- Task to complete -
Reproduce every line of the material below, but drop the pictures.

- Input -
--- BEGIN ---

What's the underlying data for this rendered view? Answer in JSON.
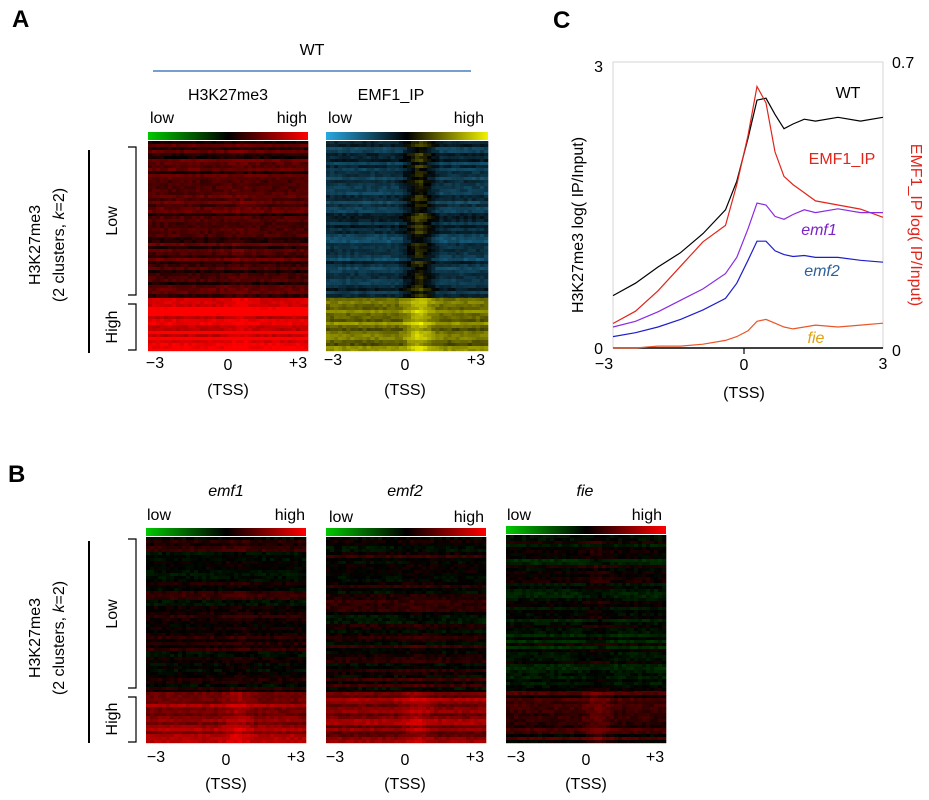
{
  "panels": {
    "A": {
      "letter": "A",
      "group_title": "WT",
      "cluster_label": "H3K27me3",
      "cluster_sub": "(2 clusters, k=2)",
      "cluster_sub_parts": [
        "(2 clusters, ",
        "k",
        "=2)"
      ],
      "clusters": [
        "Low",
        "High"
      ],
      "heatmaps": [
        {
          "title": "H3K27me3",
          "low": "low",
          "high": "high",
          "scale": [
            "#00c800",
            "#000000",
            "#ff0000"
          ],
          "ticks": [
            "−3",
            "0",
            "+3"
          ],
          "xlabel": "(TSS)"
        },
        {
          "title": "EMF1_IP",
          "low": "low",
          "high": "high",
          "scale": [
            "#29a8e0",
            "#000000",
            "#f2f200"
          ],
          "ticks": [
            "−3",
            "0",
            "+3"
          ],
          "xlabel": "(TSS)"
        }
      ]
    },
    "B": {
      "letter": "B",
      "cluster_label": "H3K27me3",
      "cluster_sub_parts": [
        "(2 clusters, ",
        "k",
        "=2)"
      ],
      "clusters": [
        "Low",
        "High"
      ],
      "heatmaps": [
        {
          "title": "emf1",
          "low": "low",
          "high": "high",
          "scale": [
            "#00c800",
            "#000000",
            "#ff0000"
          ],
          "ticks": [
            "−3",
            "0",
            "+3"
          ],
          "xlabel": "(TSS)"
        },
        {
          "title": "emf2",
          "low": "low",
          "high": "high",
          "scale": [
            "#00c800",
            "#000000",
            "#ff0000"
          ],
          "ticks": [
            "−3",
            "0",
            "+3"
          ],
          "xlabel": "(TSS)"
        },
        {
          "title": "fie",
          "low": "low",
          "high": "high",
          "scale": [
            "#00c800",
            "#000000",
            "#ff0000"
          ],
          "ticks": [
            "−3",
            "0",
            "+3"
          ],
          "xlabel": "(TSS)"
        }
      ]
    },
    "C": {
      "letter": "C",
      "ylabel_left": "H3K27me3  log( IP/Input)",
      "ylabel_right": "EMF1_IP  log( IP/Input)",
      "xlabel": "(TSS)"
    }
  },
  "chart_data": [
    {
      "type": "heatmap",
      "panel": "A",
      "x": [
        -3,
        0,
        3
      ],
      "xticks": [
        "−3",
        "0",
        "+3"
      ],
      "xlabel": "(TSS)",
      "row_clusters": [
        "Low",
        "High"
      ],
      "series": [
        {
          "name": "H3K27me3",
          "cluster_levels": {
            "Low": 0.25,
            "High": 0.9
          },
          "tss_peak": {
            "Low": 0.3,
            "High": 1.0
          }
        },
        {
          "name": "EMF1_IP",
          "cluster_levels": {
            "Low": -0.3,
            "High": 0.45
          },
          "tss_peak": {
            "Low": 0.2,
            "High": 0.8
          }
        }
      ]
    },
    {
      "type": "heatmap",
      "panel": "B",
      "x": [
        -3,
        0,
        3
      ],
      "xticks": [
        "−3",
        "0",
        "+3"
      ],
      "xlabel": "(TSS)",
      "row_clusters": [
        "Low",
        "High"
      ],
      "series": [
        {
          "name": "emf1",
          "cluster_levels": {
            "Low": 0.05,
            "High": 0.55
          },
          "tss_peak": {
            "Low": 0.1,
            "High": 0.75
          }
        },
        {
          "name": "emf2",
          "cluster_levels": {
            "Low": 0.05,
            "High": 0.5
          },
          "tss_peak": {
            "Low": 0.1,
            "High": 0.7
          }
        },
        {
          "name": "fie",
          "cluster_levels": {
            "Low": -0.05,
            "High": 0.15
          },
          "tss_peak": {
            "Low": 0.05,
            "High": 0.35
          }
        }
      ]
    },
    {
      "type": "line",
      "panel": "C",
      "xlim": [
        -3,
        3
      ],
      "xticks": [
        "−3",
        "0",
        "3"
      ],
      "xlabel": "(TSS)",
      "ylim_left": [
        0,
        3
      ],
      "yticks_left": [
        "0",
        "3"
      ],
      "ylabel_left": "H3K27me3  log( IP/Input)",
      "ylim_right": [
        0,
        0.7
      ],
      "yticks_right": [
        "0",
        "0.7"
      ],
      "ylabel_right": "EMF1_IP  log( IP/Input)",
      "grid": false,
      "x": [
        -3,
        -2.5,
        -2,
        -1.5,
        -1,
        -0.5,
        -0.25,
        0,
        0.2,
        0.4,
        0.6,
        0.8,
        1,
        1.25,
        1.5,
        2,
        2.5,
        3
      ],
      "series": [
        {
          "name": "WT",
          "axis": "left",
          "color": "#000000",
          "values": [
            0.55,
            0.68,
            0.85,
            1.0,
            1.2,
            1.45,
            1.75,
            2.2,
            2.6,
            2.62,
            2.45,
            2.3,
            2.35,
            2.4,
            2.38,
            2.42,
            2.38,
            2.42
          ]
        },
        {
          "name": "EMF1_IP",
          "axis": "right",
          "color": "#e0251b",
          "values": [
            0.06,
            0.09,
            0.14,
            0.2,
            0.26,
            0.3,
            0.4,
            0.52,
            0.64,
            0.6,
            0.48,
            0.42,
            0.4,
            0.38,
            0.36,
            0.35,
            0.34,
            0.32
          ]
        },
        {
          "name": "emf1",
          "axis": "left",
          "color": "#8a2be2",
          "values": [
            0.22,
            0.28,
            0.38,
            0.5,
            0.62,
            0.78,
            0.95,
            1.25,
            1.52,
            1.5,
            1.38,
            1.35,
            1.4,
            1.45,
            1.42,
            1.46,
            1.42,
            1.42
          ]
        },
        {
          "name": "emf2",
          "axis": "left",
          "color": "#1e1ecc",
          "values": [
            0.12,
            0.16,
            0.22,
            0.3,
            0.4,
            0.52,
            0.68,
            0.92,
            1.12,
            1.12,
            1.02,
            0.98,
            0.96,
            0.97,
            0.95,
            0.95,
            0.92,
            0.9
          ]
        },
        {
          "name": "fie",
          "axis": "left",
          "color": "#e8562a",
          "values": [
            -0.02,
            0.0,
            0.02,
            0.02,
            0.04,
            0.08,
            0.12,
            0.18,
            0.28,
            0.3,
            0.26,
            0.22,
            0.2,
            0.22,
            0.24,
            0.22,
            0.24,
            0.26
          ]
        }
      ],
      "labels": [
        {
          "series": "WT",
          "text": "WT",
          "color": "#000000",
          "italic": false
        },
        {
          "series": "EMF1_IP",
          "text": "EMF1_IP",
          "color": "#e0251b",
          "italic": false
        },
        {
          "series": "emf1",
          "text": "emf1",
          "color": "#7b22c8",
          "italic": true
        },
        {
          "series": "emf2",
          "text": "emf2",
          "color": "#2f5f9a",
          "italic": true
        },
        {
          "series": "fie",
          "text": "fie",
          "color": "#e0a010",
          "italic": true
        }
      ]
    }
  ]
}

--- END ---

- Task result -
What's the underlying data for this rendered view? Answer in JSON.
{
  "panels": {
    "A": {
      "letter": "A",
      "group_title": "WT",
      "cluster_label": "H3K27me3",
      "cluster_sub": "(2 clusters, k=2)",
      "cluster_sub_parts": [
        "(2 clusters, ",
        "k",
        "=2)"
      ],
      "clusters": [
        "Low",
        "High"
      ],
      "heatmaps": [
        {
          "title": "H3K27me3",
          "low": "low",
          "high": "high",
          "scale": [
            "#00c800",
            "#000000",
            "#ff0000"
          ],
          "ticks": [
            "−3",
            "0",
            "+3"
          ],
          "xlabel": "(TSS)"
        },
        {
          "title": "EMF1_IP",
          "low": "low",
          "high": "high",
          "scale": [
            "#29a8e0",
            "#000000",
            "#f2f200"
          ],
          "ticks": [
            "−3",
            "0",
            "+3"
          ],
          "xlabel": "(TSS)"
        }
      ]
    },
    "B": {
      "letter": "B",
      "cluster_label": "H3K27me3",
      "cluster_sub_parts": [
        "(2 clusters, ",
        "k",
        "=2)"
      ],
      "clusters": [
        "Low",
        "High"
      ],
      "heatmaps": [
        {
          "title": "emf1",
          "low": "low",
          "high": "high",
          "scale": [
            "#00c800",
            "#000000",
            "#ff0000"
          ],
          "ticks": [
            "−3",
            "0",
            "+3"
          ],
          "xlabel": "(TSS)"
        },
        {
          "title": "emf2",
          "low": "low",
          "high": "high",
          "scale": [
            "#00c800",
            "#000000",
            "#ff0000"
          ],
          "ticks": [
            "−3",
            "0",
            "+3"
          ],
          "xlabel": "(TSS)"
        },
        {
          "title": "fie",
          "low": "low",
          "high": "high",
          "scale": [
            "#00c800",
            "#000000",
            "#ff0000"
          ],
          "ticks": [
            "−3",
            "0",
            "+3"
          ],
          "xlabel": "(TSS)"
        }
      ]
    },
    "C": {
      "letter": "C",
      "ylabel_left": "H3K27me3  log( IP/Input)",
      "ylabel_right": "EMF1_IP  log( IP/Input)",
      "xlabel": "(TSS)"
    }
  },
  "chart_data": [
    {
      "type": "heatmap",
      "panel": "A",
      "x": [
        -3,
        0,
        3
      ],
      "xticks": [
        "−3",
        "0",
        "+3"
      ],
      "xlabel": "(TSS)",
      "row_clusters": [
        "Low",
        "High"
      ],
      "series": [
        {
          "name": "H3K27me3",
          "cluster_levels": {
            "Low": 0.25,
            "High": 0.9
          },
          "tss_peak": {
            "Low": 0.3,
            "High": 1.0
          }
        },
        {
          "name": "EMF1_IP",
          "cluster_levels": {
            "Low": -0.3,
            "High": 0.45
          },
          "tss_peak": {
            "Low": 0.2,
            "High": 0.8
          }
        }
      ]
    },
    {
      "type": "heatmap",
      "panel": "B",
      "x": [
        -3,
        0,
        3
      ],
      "xticks": [
        "−3",
        "0",
        "+3"
      ],
      "xlabel": "(TSS)",
      "row_clusters": [
        "Low",
        "High"
      ],
      "series": [
        {
          "name": "emf1",
          "cluster_levels": {
            "Low": 0.05,
            "High": 0.55
          },
          "tss_peak": {
            "Low": 0.1,
            "High": 0.75
          }
        },
        {
          "name": "emf2",
          "cluster_levels": {
            "Low": 0.05,
            "High": 0.5
          },
          "tss_peak": {
            "Low": 0.1,
            "High": 0.7
          }
        },
        {
          "name": "fie",
          "cluster_levels": {
            "Low": -0.05,
            "High": 0.15
          },
          "tss_peak": {
            "Low": 0.05,
            "High": 0.35
          }
        }
      ]
    },
    {
      "type": "line",
      "panel": "C",
      "xlim": [
        -3,
        3
      ],
      "xticks": [
        "−3",
        "0",
        "3"
      ],
      "xlabel": "(TSS)",
      "ylim_left": [
        0,
        3
      ],
      "yticks_left": [
        "0",
        "3"
      ],
      "ylabel_left": "H3K27me3  log( IP/Input)",
      "ylim_right": [
        0,
        0.7
      ],
      "yticks_right": [
        "0",
        "0.7"
      ],
      "ylabel_right": "EMF1_IP  log( IP/Input)",
      "grid": false,
      "x": [
        -3,
        -2.5,
        -2,
        -1.5,
        -1,
        -0.5,
        -0.25,
        0,
        0.2,
        0.4,
        0.6,
        0.8,
        1,
        1.25,
        1.5,
        2,
        2.5,
        3
      ],
      "series": [
        {
          "name": "WT",
          "axis": "left",
          "color": "#000000",
          "values": [
            0.55,
            0.68,
            0.85,
            1.0,
            1.2,
            1.45,
            1.75,
            2.2,
            2.6,
            2.62,
            2.45,
            2.3,
            2.35,
            2.4,
            2.38,
            2.42,
            2.38,
            2.42
          ]
        },
        {
          "name": "EMF1_IP",
          "axis": "right",
          "color": "#e0251b",
          "values": [
            0.06,
            0.09,
            0.14,
            0.2,
            0.26,
            0.3,
            0.4,
            0.52,
            0.64,
            0.6,
            0.48,
            0.42,
            0.4,
            0.38,
            0.36,
            0.35,
            0.34,
            0.32
          ]
        },
        {
          "name": "emf1",
          "axis": "left",
          "color": "#8a2be2",
          "values": [
            0.22,
            0.28,
            0.38,
            0.5,
            0.62,
            0.78,
            0.95,
            1.25,
            1.52,
            1.5,
            1.38,
            1.35,
            1.4,
            1.45,
            1.42,
            1.46,
            1.42,
            1.42
          ]
        },
        {
          "name": "emf2",
          "axis": "left",
          "color": "#1e1ecc",
          "values": [
            0.12,
            0.16,
            0.22,
            0.3,
            0.4,
            0.52,
            0.68,
            0.92,
            1.12,
            1.12,
            1.02,
            0.98,
            0.96,
            0.97,
            0.95,
            0.95,
            0.92,
            0.9
          ]
        },
        {
          "name": "fie",
          "axis": "left",
          "color": "#e8562a",
          "values": [
            -0.02,
            0.0,
            0.02,
            0.02,
            0.04,
            0.08,
            0.12,
            0.18,
            0.28,
            0.3,
            0.26,
            0.22,
            0.2,
            0.22,
            0.24,
            0.22,
            0.24,
            0.26
          ]
        }
      ],
      "labels": [
        {
          "series": "WT",
          "text": "WT",
          "color": "#000000",
          "italic": false
        },
        {
          "series": "EMF1_IP",
          "text": "EMF1_IP",
          "color": "#e0251b",
          "italic": false
        },
        {
          "series": "emf1",
          "text": "emf1",
          "color": "#7b22c8",
          "italic": true
        },
        {
          "series": "emf2",
          "text": "emf2",
          "color": "#2f5f9a",
          "italic": true
        },
        {
          "series": "fie",
          "text": "fie",
          "color": "#e0a010",
          "italic": true
        }
      ]
    }
  ]
}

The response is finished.